━━━ Stored rows
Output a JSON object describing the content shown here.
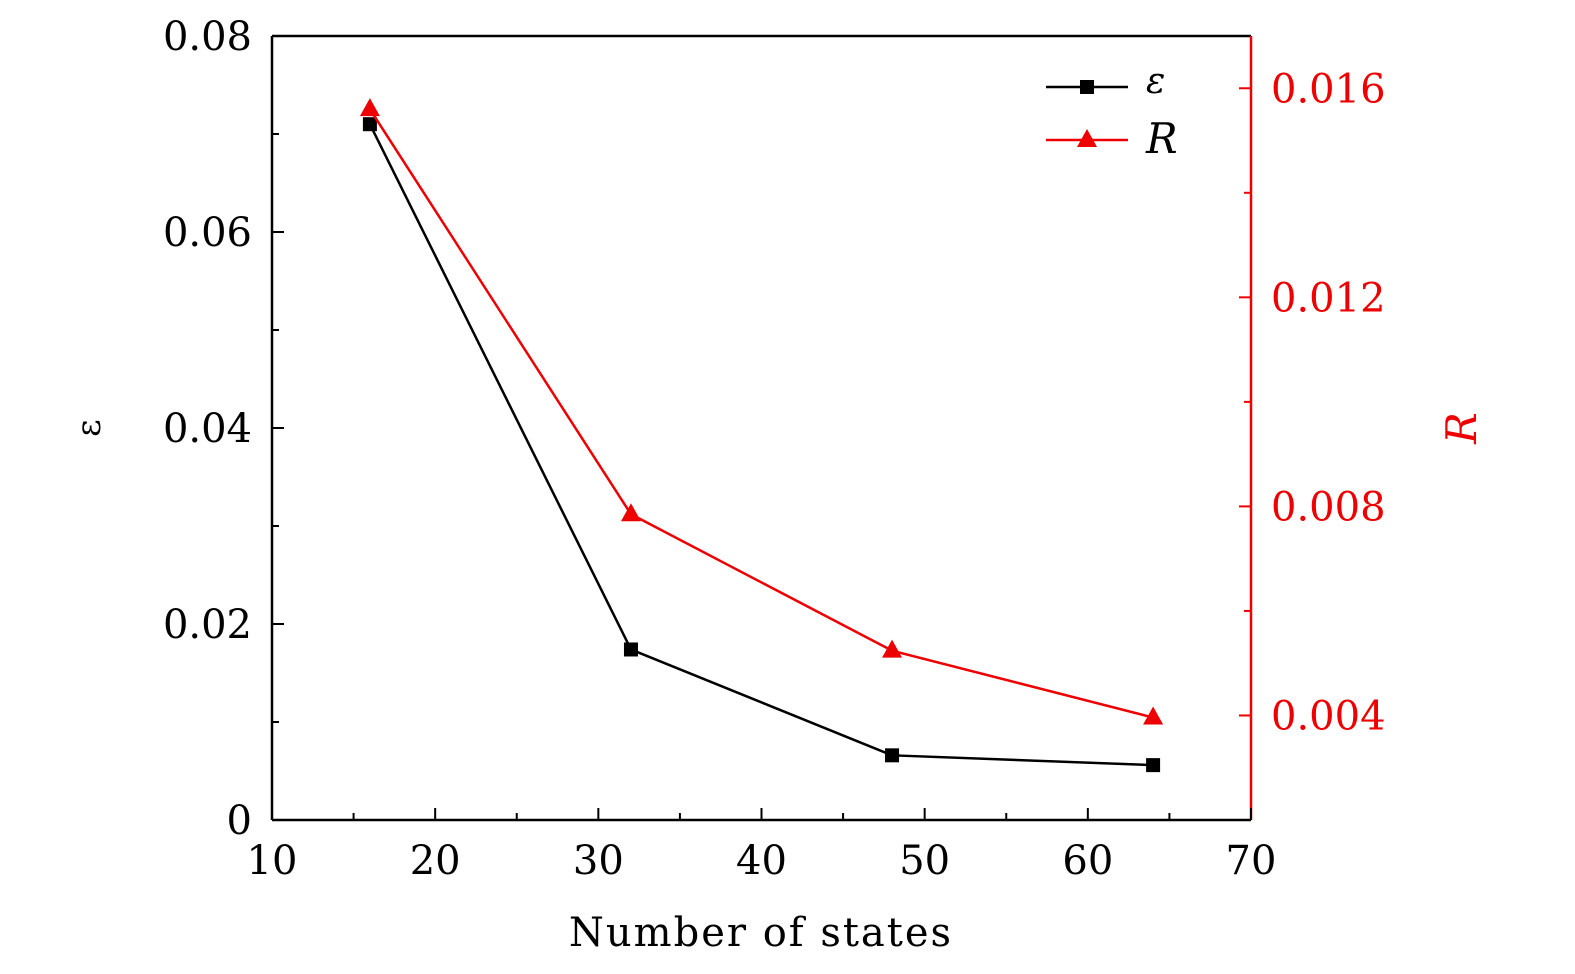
{
  "chart_data": {
    "type": "line",
    "xlabel": "Number of states",
    "ylabel": "ε",
    "y2label": "R",
    "xlim": [
      10,
      70
    ],
    "ylim": [
      0,
      0.08
    ],
    "y2lim": [
      0.002,
      0.017
    ],
    "xticks": [
      "10",
      "20",
      "30",
      "40",
      "50",
      "60",
      "70"
    ],
    "yticks": [
      "0",
      "0.02",
      "0.04",
      "0.06",
      "0.08"
    ],
    "y2ticks": [
      "0.004",
      "0.008",
      "0.012",
      "0.016"
    ],
    "grid": false,
    "legend_position": "top-right",
    "x": [
      16,
      32,
      48,
      64
    ],
    "series": [
      {
        "name": "ε",
        "axis": "left",
        "marker": "square",
        "color": "#000000",
        "values": [
          0.071,
          0.0174,
          0.0066,
          0.0056
        ]
      },
      {
        "name": "R",
        "axis": "right",
        "marker": "triangle",
        "color": "#ee0000",
        "values": [
          0.0156,
          0.00785,
          0.00524,
          0.00396
        ]
      }
    ]
  }
}
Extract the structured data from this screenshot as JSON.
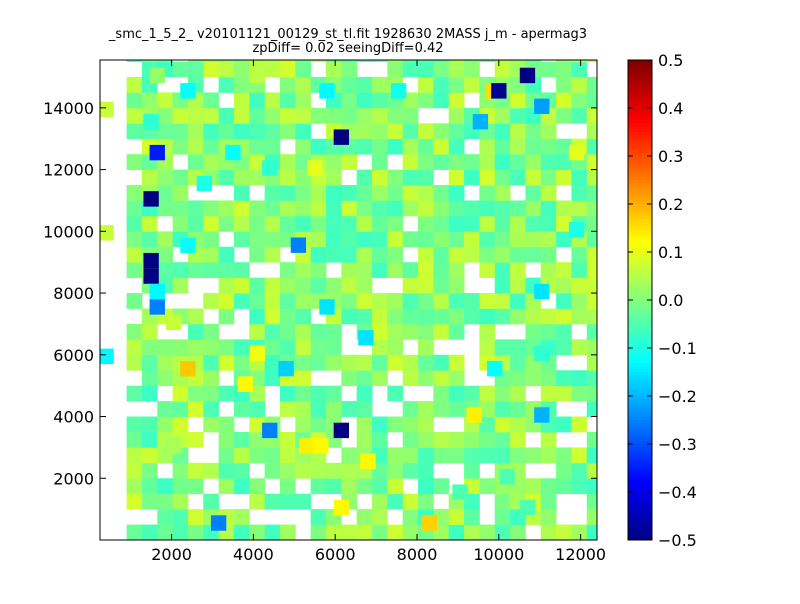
{
  "chart_data": {
    "type": "heatmap",
    "title": "_smc_1_5_2_ v20101121_00129_st_tl.fit 1928630 2MASS j_m - apermag3",
    "subtitle": "zpDiff= 0.02 seeingDiff=0.42",
    "xlabel": "",
    "ylabel": "",
    "xlim": [
      250,
      12400
    ],
    "ylim": [
      0,
      15550
    ],
    "x_ticks": [
      2000,
      4000,
      6000,
      8000,
      10000,
      12000
    ],
    "y_ticks": [
      2000,
      4000,
      6000,
      8000,
      10000,
      12000,
      14000
    ],
    "colorbar": {
      "colormap": "jet",
      "vmin": -0.5,
      "vmax": 0.5,
      "ticks": [
        0.5,
        0.4,
        0.3,
        0.2,
        0.1,
        0.0,
        -0.1,
        -0.2,
        -0.3,
        -0.4,
        -0.5
      ],
      "tick_labels": [
        "0.5",
        "0.4",
        "0.3",
        "0.2",
        "0.1",
        "0.0",
        "−0.1",
        "−0.2",
        "−0.3",
        "−0.4",
        "−0.5"
      ]
    },
    "grid": false,
    "cell_width": 375,
    "cell_height": 500,
    "cells": [
      {
        "x": 1650,
        "y": 15050,
        "v": 0.02
      },
      {
        "x": 2400,
        "y": 14550,
        "v": -0.12
      },
      {
        "x": 4100,
        "y": 15050,
        "v": 0.06
      },
      {
        "x": 5800,
        "y": 14550,
        "v": -0.13
      },
      {
        "x": 7550,
        "y": 14550,
        "v": -0.11
      },
      {
        "x": 9850,
        "y": 14550,
        "v": 0.16
      },
      {
        "x": 10000,
        "y": 14550,
        "v": -0.48
      },
      {
        "x": 10700,
        "y": 15050,
        "v": -0.5
      },
      {
        "x": 11050,
        "y": 14050,
        "v": -0.22
      },
      {
        "x": 1500,
        "y": 13550,
        "v": -0.08
      },
      {
        "x": 6150,
        "y": 13050,
        "v": -0.5
      },
      {
        "x": 9550,
        "y": 13550,
        "v": -0.2
      },
      {
        "x": 1650,
        "y": 12550,
        "v": -0.35
      },
      {
        "x": 3500,
        "y": 12550,
        "v": -0.12
      },
      {
        "x": 2800,
        "y": 11550,
        "v": -0.1
      },
      {
        "x": 4400,
        "y": 12050,
        "v": -0.08
      },
      {
        "x": 5500,
        "y": 12050,
        "v": 0.1
      },
      {
        "x": 1500,
        "y": 11050,
        "v": -0.5
      },
      {
        "x": 11900,
        "y": 12550,
        "v": 0.1
      },
      {
        "x": 11900,
        "y": 10050,
        "v": -0.1
      },
      {
        "x": 5100,
        "y": 9550,
        "v": -0.25
      },
      {
        "x": 2400,
        "y": 9550,
        "v": -0.12
      },
      {
        "x": 1500,
        "y": 9050,
        "v": -0.5
      },
      {
        "x": 1500,
        "y": 8550,
        "v": -0.5
      },
      {
        "x": 1650,
        "y": 8050,
        "v": -0.13
      },
      {
        "x": 1650,
        "y": 7550,
        "v": -0.25
      },
      {
        "x": 5800,
        "y": 7550,
        "v": -0.15
      },
      {
        "x": 11050,
        "y": 8050,
        "v": -0.15
      },
      {
        "x": 6750,
        "y": 6550,
        "v": -0.15
      },
      {
        "x": 4100,
        "y": 6050,
        "v": 0.11
      },
      {
        "x": 400,
        "y": 5950,
        "v": -0.13
      },
      {
        "x": 2400,
        "y": 5550,
        "v": 0.18
      },
      {
        "x": 3800,
        "y": 5050,
        "v": 0.13
      },
      {
        "x": 4800,
        "y": 5550,
        "v": -0.17
      },
      {
        "x": 9900,
        "y": 5550,
        "v": -0.12
      },
      {
        "x": 11050,
        "y": 6050,
        "v": -0.08
      },
      {
        "x": 11050,
        "y": 4050,
        "v": -0.2
      },
      {
        "x": 9400,
        "y": 4050,
        "v": 0.14
      },
      {
        "x": 4400,
        "y": 3550,
        "v": -0.25
      },
      {
        "x": 6150,
        "y": 3550,
        "v": -0.5
      },
      {
        "x": 5300,
        "y": 3050,
        "v": 0.14
      },
      {
        "x": 5650,
        "y": 3050,
        "v": 0.13
      },
      {
        "x": 6800,
        "y": 2550,
        "v": 0.13
      },
      {
        "x": 6150,
        "y": 1050,
        "v": 0.13
      },
      {
        "x": 8300,
        "y": 550,
        "v": 0.17
      },
      {
        "x": 3150,
        "y": 550,
        "v": -0.25
      },
      {
        "x": 10200,
        "y": 2050,
        "v": -0.05
      },
      {
        "x": 9050,
        "y": 1550,
        "v": -0.05
      },
      {
        "x": 10700,
        "y": 1050,
        "v": -0.05
      },
      {
        "x": 400,
        "y": 13950,
        "v": 0.07
      },
      {
        "x": 400,
        "y": 9950,
        "v": 0.07
      },
      {
        "x": 2050,
        "y": 3050,
        "v": 0.04
      },
      {
        "x": 2050,
        "y": 7050,
        "v": 0.07
      }
    ],
    "field": {
      "x_min": 900,
      "x_max": 12400,
      "y_min": 0,
      "y_max": 15550,
      "holes": [
        [
          1050,
          15300
        ],
        [
          2050,
          14800
        ],
        [
          3250,
          14300
        ],
        [
          4500,
          14550
        ],
        [
          5600,
          15300
        ],
        [
          6650,
          15050
        ],
        [
          7800,
          14800
        ],
        [
          8600,
          13800
        ],
        [
          9600,
          15300
        ],
        [
          11300,
          14550
        ],
        [
          11800,
          13300
        ],
        [
          950,
          12800
        ],
        [
          950,
          11800
        ],
        [
          2300,
          12300
        ],
        [
          2800,
          11300
        ],
        [
          3300,
          11300
        ],
        [
          4050,
          11050
        ],
        [
          11700,
          11050
        ],
        [
          1900,
          10300
        ],
        [
          2300,
          9300
        ],
        [
          3700,
          9300
        ],
        [
          4800,
          9050
        ],
        [
          11700,
          9300
        ],
        [
          950,
          8300
        ],
        [
          2050,
          7800
        ],
        [
          2550,
          7800
        ],
        [
          3050,
          8300
        ],
        [
          4300,
          8800
        ],
        [
          6050,
          8800
        ],
        [
          7300,
          8300
        ],
        [
          9800,
          8050
        ],
        [
          11300,
          7800
        ],
        [
          12100,
          6800
        ],
        [
          950,
          7050
        ],
        [
          2050,
          6550
        ],
        [
          3800,
          6800
        ],
        [
          5450,
          7300
        ],
        [
          6750,
          6050
        ],
        [
          7800,
          6300
        ],
        [
          8800,
          6050
        ],
        [
          10300,
          6800
        ],
        [
          11800,
          5800
        ],
        [
          950,
          5300
        ],
        [
          3300,
          5050
        ],
        [
          4550,
          4800
        ],
        [
          5800,
          5050
        ],
        [
          7300,
          4300
        ],
        [
          8050,
          4800
        ],
        [
          9300,
          5050
        ],
        [
          10800,
          4800
        ],
        [
          11800,
          4300
        ],
        [
          1300,
          4050
        ],
        [
          2550,
          3550
        ],
        [
          3050,
          3300
        ],
        [
          3800,
          3800
        ],
        [
          4800,
          3550
        ],
        [
          6300,
          3300
        ],
        [
          7550,
          3300
        ],
        [
          8800,
          3550
        ],
        [
          10800,
          3300
        ],
        [
          11800,
          3300
        ],
        [
          1800,
          2300
        ],
        [
          2800,
          2800
        ],
        [
          4050,
          2300
        ],
        [
          5300,
          1800
        ],
        [
          5800,
          1300
        ],
        [
          6800,
          1300
        ],
        [
          7800,
          1800
        ],
        [
          8800,
          2050
        ],
        [
          9800,
          2300
        ],
        [
          11050,
          2050
        ],
        [
          12050,
          1300
        ],
        [
          1300,
          800
        ],
        [
          3550,
          1050
        ],
        [
          4300,
          550
        ],
        [
          5050,
          800
        ],
        [
          6300,
          550
        ],
        [
          7550,
          800
        ],
        [
          8550,
          1050
        ],
        [
          9800,
          800
        ],
        [
          10800,
          300
        ],
        [
          11550,
          800
        ],
        [
          12100,
          550
        ]
      ]
    }
  }
}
━━━━━━
[What is being asked] Gather each line that holds "JSON".

[In response]
Output a JSON object describing the content shown here.
Extract the structured data from this screenshot as JSON.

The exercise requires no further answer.